[Begin Listed records]
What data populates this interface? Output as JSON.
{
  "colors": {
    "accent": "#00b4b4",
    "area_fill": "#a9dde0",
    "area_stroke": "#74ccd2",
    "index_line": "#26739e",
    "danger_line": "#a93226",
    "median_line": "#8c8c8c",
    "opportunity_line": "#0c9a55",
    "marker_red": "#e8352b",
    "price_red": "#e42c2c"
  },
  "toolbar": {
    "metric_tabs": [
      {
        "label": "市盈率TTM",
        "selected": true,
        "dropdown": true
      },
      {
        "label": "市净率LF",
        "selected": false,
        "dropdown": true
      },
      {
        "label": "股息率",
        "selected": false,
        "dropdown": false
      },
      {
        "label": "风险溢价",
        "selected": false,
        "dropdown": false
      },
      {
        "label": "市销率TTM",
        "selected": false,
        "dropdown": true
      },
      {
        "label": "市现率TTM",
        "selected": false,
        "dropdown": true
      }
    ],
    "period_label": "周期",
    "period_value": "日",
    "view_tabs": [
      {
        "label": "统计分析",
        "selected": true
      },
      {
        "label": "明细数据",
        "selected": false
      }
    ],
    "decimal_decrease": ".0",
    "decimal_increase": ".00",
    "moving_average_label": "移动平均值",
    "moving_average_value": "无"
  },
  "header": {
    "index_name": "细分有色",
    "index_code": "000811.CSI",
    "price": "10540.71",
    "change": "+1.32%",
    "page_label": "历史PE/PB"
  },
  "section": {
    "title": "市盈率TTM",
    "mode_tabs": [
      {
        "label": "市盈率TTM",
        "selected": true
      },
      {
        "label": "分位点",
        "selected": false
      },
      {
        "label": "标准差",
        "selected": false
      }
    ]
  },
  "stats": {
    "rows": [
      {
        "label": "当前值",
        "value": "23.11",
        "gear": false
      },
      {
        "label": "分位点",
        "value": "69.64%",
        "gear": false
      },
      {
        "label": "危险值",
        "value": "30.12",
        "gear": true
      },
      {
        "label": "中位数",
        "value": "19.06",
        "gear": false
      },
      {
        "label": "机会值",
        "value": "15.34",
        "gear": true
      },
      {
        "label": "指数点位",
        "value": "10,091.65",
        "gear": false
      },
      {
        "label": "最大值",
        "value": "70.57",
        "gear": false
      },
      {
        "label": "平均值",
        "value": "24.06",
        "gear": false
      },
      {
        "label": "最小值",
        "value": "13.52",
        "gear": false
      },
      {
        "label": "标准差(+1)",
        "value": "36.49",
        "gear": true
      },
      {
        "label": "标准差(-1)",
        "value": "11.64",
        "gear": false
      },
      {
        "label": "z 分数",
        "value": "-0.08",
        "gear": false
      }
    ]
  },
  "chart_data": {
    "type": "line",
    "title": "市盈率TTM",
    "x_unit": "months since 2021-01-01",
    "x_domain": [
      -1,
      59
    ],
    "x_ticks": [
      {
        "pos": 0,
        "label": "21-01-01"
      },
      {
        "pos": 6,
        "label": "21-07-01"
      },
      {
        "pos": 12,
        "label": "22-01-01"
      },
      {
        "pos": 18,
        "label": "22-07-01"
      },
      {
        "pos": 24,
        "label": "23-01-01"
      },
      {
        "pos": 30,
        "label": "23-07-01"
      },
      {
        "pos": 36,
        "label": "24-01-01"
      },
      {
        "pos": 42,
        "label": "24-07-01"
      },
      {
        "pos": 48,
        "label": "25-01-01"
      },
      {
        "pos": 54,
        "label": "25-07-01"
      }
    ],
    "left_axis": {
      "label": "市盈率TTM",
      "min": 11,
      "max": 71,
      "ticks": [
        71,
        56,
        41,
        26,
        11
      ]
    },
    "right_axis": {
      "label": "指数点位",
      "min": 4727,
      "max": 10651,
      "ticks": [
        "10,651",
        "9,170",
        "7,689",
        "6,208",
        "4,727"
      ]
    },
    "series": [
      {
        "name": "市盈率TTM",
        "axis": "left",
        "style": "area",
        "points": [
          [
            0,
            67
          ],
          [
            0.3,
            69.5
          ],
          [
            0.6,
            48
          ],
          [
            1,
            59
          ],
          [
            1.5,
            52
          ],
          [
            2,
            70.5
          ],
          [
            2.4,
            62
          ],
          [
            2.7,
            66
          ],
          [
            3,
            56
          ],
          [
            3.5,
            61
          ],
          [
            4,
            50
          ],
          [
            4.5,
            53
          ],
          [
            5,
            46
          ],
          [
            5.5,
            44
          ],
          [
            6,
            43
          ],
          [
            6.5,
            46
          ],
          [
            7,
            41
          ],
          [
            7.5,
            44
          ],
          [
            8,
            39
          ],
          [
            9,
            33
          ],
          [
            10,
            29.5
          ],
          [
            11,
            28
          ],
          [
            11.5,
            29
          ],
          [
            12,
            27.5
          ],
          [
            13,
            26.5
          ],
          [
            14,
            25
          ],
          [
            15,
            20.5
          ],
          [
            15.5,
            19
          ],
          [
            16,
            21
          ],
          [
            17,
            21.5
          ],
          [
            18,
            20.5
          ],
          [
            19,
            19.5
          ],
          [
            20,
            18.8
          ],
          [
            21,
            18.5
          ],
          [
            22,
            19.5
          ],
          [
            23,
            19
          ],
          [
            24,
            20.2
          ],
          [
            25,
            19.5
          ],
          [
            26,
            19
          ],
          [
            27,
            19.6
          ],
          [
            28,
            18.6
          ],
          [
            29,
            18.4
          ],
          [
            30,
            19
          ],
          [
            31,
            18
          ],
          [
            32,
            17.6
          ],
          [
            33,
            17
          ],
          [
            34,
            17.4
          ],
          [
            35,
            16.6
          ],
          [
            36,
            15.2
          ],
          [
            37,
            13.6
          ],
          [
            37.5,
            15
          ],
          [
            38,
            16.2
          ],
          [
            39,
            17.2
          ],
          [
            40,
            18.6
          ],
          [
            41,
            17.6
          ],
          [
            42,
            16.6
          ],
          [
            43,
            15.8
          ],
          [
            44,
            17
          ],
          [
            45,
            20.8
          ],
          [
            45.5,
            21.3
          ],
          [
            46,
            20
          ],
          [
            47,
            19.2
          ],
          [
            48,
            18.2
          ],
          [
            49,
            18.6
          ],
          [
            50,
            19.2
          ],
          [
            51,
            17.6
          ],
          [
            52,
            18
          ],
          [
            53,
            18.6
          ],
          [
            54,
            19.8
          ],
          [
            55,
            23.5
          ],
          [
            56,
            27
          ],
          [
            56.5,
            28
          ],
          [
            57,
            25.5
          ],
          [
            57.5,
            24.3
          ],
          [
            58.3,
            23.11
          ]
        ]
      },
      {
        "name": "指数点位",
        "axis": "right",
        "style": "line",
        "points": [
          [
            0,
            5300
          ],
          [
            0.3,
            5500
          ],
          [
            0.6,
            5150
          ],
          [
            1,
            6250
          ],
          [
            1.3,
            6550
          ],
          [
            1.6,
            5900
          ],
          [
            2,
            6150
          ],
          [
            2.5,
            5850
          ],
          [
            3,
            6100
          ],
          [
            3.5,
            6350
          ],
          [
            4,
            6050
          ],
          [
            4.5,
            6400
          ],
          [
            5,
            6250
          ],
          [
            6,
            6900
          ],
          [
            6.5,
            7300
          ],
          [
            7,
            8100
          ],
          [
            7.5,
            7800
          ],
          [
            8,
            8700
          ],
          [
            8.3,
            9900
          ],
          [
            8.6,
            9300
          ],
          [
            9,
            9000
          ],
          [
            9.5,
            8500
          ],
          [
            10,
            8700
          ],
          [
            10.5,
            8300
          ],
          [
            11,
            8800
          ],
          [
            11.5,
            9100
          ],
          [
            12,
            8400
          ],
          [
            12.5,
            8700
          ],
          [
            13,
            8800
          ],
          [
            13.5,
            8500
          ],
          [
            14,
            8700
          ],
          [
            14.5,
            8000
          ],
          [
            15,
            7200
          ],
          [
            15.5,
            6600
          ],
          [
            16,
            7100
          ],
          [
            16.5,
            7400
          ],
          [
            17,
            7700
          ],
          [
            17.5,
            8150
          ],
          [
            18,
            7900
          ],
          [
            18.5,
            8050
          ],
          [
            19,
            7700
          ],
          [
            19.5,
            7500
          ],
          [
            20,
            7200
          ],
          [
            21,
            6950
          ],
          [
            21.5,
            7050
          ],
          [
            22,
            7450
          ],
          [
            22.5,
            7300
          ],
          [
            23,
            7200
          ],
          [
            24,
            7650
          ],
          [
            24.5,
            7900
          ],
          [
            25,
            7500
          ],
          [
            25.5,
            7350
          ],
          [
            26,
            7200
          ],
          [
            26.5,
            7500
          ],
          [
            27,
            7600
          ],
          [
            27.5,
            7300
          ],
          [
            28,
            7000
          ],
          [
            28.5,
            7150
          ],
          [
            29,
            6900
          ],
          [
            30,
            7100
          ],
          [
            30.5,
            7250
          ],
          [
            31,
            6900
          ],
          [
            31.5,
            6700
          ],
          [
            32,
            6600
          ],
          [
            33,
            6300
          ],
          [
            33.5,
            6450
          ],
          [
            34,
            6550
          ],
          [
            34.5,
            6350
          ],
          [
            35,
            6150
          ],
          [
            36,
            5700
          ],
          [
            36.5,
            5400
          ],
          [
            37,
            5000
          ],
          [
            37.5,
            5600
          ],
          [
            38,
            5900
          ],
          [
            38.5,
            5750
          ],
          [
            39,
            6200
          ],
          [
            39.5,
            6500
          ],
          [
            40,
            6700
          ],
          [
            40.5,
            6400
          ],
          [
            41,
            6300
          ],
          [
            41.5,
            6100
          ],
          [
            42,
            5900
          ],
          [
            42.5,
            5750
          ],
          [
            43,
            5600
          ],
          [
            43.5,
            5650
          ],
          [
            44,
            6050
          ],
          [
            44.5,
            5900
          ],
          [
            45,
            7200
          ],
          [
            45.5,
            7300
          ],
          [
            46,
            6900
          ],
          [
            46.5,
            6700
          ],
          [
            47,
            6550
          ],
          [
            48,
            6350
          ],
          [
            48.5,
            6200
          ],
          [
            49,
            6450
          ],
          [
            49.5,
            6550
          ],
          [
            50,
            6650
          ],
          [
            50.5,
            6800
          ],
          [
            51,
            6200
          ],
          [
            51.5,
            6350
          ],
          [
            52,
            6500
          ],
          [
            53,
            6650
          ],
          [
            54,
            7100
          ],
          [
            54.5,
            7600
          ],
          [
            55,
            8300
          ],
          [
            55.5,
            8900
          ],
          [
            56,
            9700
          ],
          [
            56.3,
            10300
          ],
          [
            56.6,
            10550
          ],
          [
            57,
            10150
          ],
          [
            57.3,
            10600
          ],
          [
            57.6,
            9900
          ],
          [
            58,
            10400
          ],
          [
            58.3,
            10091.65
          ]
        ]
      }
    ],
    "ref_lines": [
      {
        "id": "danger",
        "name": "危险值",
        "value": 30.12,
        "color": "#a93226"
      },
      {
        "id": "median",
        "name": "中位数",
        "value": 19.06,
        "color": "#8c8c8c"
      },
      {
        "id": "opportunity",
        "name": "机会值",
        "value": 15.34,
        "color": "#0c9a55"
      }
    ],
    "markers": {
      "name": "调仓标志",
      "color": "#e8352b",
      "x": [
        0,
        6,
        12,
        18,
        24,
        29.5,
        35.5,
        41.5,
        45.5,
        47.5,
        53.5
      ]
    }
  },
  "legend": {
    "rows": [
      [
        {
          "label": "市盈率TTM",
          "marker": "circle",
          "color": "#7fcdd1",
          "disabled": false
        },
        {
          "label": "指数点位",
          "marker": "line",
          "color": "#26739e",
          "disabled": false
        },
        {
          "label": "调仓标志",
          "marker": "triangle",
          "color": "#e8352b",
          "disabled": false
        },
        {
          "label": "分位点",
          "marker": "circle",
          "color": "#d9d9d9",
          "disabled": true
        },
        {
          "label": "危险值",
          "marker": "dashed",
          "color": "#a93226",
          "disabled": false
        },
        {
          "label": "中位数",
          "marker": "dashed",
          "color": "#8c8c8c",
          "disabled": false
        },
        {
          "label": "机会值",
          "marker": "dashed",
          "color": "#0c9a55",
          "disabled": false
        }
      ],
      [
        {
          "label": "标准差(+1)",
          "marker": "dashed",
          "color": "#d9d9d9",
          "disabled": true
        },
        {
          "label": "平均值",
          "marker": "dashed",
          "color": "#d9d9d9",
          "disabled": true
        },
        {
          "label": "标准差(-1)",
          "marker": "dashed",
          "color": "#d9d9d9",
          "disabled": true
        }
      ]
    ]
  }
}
[End Listed records]
**Your task**
Go through the material above and copy each line that has the word "市盈率TTM".

**Worked answer**
        "label": "市盈率TTM",
    "title": "市盈率TTM",
        "label": "市盈率TTM",
    "title": "市盈率TTM",
      "label": "市盈率TTM",
        "name": "市盈率TTM",
          "label": "市盈率TTM",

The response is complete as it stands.